■ **Exercise task**
Print all records exactly, leaving nothing out.

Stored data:
——

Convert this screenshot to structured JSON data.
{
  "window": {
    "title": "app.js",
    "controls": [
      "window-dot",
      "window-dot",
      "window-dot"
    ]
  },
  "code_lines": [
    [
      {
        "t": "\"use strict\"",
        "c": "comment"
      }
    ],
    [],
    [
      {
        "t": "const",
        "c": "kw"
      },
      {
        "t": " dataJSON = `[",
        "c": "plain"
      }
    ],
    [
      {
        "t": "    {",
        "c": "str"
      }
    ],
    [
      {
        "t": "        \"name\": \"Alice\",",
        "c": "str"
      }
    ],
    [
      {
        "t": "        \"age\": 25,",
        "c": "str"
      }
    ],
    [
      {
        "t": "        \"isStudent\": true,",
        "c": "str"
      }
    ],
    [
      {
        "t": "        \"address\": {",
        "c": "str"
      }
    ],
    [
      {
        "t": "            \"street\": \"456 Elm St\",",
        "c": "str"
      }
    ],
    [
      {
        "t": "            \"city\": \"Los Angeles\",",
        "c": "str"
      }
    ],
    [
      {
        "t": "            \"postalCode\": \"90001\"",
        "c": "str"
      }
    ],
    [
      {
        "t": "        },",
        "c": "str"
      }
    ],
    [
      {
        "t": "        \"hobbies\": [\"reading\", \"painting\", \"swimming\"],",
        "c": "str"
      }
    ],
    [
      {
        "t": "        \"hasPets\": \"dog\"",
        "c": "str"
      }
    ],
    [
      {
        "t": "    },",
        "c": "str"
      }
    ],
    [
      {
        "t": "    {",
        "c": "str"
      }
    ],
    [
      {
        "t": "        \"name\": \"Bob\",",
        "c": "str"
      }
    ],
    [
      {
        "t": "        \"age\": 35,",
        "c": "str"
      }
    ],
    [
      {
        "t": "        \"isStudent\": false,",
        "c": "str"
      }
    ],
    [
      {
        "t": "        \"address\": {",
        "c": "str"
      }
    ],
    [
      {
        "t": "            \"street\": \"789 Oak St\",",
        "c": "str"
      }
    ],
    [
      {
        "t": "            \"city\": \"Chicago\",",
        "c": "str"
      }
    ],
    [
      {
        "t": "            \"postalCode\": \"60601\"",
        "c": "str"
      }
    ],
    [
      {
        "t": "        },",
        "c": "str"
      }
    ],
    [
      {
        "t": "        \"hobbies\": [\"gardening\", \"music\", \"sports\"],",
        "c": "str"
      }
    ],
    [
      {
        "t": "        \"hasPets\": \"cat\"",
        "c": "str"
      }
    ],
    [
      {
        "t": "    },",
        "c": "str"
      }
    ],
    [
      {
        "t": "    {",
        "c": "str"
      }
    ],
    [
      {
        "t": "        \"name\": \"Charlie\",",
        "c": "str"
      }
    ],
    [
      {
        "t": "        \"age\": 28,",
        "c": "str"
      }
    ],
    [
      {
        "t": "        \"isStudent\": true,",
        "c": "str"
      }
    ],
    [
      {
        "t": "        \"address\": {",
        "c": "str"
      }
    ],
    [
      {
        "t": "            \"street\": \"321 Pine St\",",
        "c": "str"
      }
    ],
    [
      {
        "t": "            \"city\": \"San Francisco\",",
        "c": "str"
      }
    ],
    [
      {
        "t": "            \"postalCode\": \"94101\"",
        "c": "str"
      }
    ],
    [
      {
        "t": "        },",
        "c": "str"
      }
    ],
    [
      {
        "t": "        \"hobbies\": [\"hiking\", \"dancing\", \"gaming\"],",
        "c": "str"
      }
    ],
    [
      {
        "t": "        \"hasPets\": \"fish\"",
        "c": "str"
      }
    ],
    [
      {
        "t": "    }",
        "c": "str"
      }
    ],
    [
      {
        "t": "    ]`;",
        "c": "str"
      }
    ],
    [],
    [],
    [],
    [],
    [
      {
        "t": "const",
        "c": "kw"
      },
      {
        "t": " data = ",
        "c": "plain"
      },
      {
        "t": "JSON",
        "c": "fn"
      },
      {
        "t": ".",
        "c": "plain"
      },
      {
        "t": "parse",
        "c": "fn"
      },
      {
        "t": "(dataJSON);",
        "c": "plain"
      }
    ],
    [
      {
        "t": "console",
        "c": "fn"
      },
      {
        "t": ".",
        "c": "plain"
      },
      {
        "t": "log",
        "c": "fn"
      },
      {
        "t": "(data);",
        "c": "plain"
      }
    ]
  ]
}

——

■ **In response**
Convert this screenshot to structured JSON data.
{
  "window": {
    "title": "app.js",
    "controls": [
      "window-dot",
      "window-dot",
      "window-dot"
    ]
  },
  "code_lines": [
    [
      {
        "t": "\"use strict\"",
        "c": "comment"
      }
    ],
    [],
    [
      {
        "t": "const",
        "c": "kw"
      },
      {
        "t": " dataJSON = `[",
        "c": "plain"
      }
    ],
    [
      {
        "t": "    {",
        "c": "str"
      }
    ],
    [
      {
        "t": "        \"name\": \"Alice\",",
        "c": "str"
      }
    ],
    [
      {
        "t": "        \"age\": 25,",
        "c": "str"
      }
    ],
    [
      {
        "t": "        \"isStudent\": true,",
        "c": "str"
      }
    ],
    [
      {
        "t": "        \"address\": {",
        "c": "str"
      }
    ],
    [
      {
        "t": "            \"street\": \"456 Elm St\",",
        "c": "str"
      }
    ],
    [
      {
        "t": "            \"city\": \"Los Angeles\",",
        "c": "str"
      }
    ],
    [
      {
        "t": "            \"postalCode\": \"90001\"",
        "c": "str"
      }
    ],
    [
      {
        "t": "        },",
        "c": "str"
      }
    ],
    [
      {
        "t": "        \"hobbies\": [\"reading\", \"painting\", \"swimming\"],",
        "c": "str"
      }
    ],
    [
      {
        "t": "        \"hasPets\": \"dog\"",
        "c": "str"
      }
    ],
    [
      {
        "t": "    },",
        "c": "str"
      }
    ],
    [
      {
        "t": "    {",
        "c": "str"
      }
    ],
    [
      {
        "t": "        \"name\": \"Bob\",",
        "c": "str"
      }
    ],
    [
      {
        "t": "        \"age\": 35,",
        "c": "str"
      }
    ],
    [
      {
        "t": "        \"isStudent\": false,",
        "c": "str"
      }
    ],
    [
      {
        "t": "        \"address\": {",
        "c": "str"
      }
    ],
    [
      {
        "t": "            \"street\": \"789 Oak St\",",
        "c": "str"
      }
    ],
    [
      {
        "t": "            \"city\": \"Chicago\",",
        "c": "str"
      }
    ],
    [
      {
        "t": "            \"postalCode\": \"60601\"",
        "c": "str"
      }
    ],
    [
      {
        "t": "        },",
        "c": "str"
      }
    ],
    [
      {
        "t": "        \"hobbies\": [\"gardening\", \"music\", \"sports\"],",
        "c": "str"
      }
    ],
    [
      {
        "t": "        \"hasPets\": \"cat\"",
        "c": "str"
      }
    ],
    [
      {
        "t": "    },",
        "c": "str"
      }
    ],
    [
      {
        "t": "    {",
        "c": "str"
      }
    ],
    [
      {
        "t": "        \"name\": \"Charlie\",",
        "c": "str"
      }
    ],
    [
      {
        "t": "        \"age\": 28,",
        "c": "str"
      }
    ],
    [
      {
        "t": "        \"isStudent\": true,",
        "c": "str"
      }
    ],
    [
      {
        "t": "        \"address\": {",
        "c": "str"
      }
    ],
    [
      {
        "t": "            \"street\": \"321 Pine St\",",
        "c": "str"
      }
    ],
    [
      {
        "t": "            \"city\": \"San Francisco\",",
        "c": "str"
      }
    ],
    [
      {
        "t": "            \"postalCode\": \"94101\"",
        "c": "str"
      }
    ],
    [
      {
        "t": "        },",
        "c": "str"
      }
    ],
    [
      {
        "t": "        \"hobbies\": [\"hiking\", \"dancing\", \"gaming\"],",
        "c": "str"
      }
    ],
    [
      {
        "t": "        \"hasPets\": \"fish\"",
        "c": "str"
      }
    ],
    [
      {
        "t": "    }",
        "c": "str"
      }
    ],
    [
      {
        "t": "    ]`;",
        "c": "str"
      }
    ],
    [],
    [],
    [],
    [],
    [
      {
        "t": "const",
        "c": "kw"
      },
      {
        "t": " data = ",
        "c": "plain"
      },
      {
        "t": "JSON",
        "c": "fn"
      },
      {
        "t": ".",
        "c": "plain"
      },
      {
        "t": "parse",
        "c": "fn"
      },
      {
        "t": "(dataJSON);",
        "c": "plain"
      }
    ],
    [
      {
        "t": "console",
        "c": "fn"
      },
      {
        "t": ".",
        "c": "plain"
      },
      {
        "t": "log",
        "c": "fn"
      },
      {
        "t": "(data);",
        "c": "plain"
      }
    ]
  ]
}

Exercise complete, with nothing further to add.